Exercise goal -
Locate every line that holds the string "text" and copy it.

Supplied information -
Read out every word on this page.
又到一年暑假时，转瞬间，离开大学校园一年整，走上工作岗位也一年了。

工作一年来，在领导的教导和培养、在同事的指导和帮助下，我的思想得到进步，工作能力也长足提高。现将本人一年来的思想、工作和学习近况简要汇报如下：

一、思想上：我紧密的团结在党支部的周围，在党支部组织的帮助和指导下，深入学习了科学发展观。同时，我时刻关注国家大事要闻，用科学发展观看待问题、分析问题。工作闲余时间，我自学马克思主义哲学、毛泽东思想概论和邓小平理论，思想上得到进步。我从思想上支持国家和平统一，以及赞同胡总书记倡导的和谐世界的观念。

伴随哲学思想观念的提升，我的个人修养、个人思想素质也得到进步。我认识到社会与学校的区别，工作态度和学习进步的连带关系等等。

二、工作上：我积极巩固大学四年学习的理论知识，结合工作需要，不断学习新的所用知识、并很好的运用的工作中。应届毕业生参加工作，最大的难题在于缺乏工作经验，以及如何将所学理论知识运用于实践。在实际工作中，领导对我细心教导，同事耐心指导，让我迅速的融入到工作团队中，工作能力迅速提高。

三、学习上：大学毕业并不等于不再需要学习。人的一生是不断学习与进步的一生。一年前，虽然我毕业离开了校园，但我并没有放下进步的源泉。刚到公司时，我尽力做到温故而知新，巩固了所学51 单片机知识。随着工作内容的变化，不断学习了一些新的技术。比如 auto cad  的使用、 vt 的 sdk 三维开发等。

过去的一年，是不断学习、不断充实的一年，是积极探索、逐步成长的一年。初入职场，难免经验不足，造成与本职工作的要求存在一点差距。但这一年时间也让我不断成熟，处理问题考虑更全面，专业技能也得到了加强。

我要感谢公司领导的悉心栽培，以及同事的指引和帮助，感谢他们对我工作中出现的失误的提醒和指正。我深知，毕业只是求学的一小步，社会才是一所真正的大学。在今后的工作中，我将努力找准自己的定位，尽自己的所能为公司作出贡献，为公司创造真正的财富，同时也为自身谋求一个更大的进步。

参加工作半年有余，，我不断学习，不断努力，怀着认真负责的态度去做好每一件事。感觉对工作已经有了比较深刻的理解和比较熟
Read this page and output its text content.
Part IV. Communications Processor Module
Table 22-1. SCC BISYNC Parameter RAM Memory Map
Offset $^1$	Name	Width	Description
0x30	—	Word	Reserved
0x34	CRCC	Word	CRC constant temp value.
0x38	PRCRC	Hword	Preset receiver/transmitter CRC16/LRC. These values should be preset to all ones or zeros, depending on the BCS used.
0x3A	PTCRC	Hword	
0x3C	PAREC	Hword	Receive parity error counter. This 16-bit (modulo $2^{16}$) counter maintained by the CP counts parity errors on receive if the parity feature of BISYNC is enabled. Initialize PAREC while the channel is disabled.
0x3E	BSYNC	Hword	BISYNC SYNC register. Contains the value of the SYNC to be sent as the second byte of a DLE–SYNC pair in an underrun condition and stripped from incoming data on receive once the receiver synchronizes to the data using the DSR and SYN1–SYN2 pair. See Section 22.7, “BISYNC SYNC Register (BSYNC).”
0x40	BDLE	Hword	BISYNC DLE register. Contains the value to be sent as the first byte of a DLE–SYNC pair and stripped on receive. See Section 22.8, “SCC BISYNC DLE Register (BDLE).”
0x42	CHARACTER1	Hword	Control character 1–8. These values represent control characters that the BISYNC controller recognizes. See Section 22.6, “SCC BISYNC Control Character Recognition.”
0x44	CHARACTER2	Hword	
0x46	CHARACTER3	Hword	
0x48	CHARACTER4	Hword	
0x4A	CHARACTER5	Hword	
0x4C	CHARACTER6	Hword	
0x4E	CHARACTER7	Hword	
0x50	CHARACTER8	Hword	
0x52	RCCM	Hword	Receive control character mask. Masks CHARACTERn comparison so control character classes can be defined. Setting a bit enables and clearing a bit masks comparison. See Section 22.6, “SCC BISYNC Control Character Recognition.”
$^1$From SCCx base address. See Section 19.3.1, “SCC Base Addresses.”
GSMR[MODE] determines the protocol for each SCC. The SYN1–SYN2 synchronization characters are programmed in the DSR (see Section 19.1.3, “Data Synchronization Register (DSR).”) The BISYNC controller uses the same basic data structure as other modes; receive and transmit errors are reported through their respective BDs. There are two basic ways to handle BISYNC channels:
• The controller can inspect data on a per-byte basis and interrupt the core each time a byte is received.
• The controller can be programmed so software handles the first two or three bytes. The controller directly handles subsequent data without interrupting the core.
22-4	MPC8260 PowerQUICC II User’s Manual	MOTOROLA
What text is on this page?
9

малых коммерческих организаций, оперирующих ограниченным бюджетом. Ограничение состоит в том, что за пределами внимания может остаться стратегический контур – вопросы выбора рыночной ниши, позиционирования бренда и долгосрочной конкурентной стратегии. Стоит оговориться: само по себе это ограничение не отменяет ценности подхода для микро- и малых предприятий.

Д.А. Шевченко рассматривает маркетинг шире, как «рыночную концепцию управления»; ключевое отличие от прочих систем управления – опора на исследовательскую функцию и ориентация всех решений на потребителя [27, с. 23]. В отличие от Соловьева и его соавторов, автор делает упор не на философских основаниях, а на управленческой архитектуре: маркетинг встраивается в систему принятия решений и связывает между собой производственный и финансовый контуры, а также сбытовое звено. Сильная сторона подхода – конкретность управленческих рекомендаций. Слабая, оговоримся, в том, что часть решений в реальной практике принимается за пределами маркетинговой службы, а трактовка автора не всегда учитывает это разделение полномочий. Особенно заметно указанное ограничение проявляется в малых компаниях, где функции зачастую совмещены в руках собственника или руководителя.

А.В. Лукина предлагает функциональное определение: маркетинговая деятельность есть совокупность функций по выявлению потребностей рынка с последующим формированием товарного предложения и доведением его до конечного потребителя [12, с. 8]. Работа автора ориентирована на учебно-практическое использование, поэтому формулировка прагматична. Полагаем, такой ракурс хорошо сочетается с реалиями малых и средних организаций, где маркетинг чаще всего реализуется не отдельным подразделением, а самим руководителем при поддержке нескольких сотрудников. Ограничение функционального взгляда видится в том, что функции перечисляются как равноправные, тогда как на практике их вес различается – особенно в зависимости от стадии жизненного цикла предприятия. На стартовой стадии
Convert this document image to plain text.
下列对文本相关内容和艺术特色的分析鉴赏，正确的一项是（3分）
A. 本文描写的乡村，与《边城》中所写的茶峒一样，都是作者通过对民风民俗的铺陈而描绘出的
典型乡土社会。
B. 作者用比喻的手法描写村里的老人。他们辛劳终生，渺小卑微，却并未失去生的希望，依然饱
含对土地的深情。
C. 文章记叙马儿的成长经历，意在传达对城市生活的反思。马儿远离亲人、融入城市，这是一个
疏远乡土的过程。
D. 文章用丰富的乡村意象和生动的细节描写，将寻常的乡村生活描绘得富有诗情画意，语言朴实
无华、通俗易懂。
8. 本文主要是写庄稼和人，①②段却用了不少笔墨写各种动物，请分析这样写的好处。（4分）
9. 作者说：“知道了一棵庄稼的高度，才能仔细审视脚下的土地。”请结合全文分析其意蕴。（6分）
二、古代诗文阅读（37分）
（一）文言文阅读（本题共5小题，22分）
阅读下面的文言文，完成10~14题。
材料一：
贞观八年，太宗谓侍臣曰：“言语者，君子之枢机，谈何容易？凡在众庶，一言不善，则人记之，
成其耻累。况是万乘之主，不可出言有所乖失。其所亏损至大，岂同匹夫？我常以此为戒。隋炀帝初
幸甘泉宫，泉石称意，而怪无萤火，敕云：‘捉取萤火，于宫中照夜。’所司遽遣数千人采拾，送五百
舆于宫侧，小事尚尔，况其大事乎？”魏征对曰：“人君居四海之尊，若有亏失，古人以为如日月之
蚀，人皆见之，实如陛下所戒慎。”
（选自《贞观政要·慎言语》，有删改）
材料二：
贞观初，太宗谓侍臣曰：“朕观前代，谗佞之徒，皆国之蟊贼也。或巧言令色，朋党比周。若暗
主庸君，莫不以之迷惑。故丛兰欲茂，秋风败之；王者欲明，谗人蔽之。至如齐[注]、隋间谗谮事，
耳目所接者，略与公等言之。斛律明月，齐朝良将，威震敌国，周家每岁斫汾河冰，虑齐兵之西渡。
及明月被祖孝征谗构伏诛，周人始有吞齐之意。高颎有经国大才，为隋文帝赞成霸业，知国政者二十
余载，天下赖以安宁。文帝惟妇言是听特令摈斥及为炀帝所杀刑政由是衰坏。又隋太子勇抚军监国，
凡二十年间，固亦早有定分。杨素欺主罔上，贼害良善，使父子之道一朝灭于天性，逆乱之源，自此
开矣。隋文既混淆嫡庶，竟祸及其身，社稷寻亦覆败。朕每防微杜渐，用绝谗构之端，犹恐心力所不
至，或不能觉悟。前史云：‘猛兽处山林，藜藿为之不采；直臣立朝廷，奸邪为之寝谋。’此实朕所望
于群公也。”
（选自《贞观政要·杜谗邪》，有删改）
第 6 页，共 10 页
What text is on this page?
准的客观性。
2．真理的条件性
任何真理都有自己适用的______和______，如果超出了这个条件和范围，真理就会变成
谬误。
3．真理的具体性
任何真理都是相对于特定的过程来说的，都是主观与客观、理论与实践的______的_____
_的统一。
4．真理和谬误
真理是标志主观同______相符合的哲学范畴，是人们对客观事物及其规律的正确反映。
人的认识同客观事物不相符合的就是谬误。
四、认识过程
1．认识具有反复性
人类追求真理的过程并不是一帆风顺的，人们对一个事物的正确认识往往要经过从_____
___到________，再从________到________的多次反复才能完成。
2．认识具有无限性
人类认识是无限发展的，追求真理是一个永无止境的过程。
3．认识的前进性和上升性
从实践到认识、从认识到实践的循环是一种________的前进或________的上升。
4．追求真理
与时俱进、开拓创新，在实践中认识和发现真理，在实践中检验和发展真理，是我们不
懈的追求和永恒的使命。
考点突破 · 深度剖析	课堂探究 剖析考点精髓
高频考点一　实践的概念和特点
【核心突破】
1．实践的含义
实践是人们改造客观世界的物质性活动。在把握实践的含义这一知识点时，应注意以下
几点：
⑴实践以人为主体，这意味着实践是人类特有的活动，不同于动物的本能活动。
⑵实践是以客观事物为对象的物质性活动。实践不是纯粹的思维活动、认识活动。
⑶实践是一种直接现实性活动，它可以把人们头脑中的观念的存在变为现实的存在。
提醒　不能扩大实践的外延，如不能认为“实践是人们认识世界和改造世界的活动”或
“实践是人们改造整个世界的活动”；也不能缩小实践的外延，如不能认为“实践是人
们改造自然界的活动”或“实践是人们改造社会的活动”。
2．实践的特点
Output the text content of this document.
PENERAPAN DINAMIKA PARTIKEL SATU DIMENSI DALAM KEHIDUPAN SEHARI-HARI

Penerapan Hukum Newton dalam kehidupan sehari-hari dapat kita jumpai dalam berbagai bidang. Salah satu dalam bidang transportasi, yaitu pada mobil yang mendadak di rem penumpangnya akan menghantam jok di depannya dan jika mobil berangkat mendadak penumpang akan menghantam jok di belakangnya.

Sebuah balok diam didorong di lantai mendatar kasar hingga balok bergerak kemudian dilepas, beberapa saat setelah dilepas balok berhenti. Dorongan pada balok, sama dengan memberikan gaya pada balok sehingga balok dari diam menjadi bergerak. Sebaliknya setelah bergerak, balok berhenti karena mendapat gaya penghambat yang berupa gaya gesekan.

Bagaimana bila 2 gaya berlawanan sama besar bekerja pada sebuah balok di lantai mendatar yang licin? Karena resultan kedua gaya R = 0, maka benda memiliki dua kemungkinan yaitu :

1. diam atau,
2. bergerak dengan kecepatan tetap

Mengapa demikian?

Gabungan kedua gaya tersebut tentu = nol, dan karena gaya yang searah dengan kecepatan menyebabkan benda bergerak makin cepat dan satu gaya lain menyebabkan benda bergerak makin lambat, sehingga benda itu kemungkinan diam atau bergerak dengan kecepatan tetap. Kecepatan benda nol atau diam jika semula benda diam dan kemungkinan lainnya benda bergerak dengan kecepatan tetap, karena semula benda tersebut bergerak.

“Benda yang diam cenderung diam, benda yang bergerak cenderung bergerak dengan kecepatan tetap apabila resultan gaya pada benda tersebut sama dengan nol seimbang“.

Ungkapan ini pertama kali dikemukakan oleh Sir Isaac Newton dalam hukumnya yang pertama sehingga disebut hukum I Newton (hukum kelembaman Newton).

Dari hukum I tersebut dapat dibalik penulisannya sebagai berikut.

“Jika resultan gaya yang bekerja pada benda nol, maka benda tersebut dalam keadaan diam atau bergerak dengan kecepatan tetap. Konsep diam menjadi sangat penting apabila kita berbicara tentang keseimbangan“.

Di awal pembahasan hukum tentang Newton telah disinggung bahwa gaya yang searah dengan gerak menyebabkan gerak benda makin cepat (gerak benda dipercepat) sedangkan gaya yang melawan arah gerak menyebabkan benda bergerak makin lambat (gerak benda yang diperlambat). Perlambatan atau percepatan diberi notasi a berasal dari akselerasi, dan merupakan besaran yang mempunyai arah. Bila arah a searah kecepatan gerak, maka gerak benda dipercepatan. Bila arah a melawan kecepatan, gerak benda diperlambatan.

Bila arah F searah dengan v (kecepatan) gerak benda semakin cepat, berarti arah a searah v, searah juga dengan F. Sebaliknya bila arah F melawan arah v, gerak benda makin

Answer -
Read this page and output its text content.
What text is on this page?
Convert this document image to plain text.
What text is on this page?
Output the text content of this document.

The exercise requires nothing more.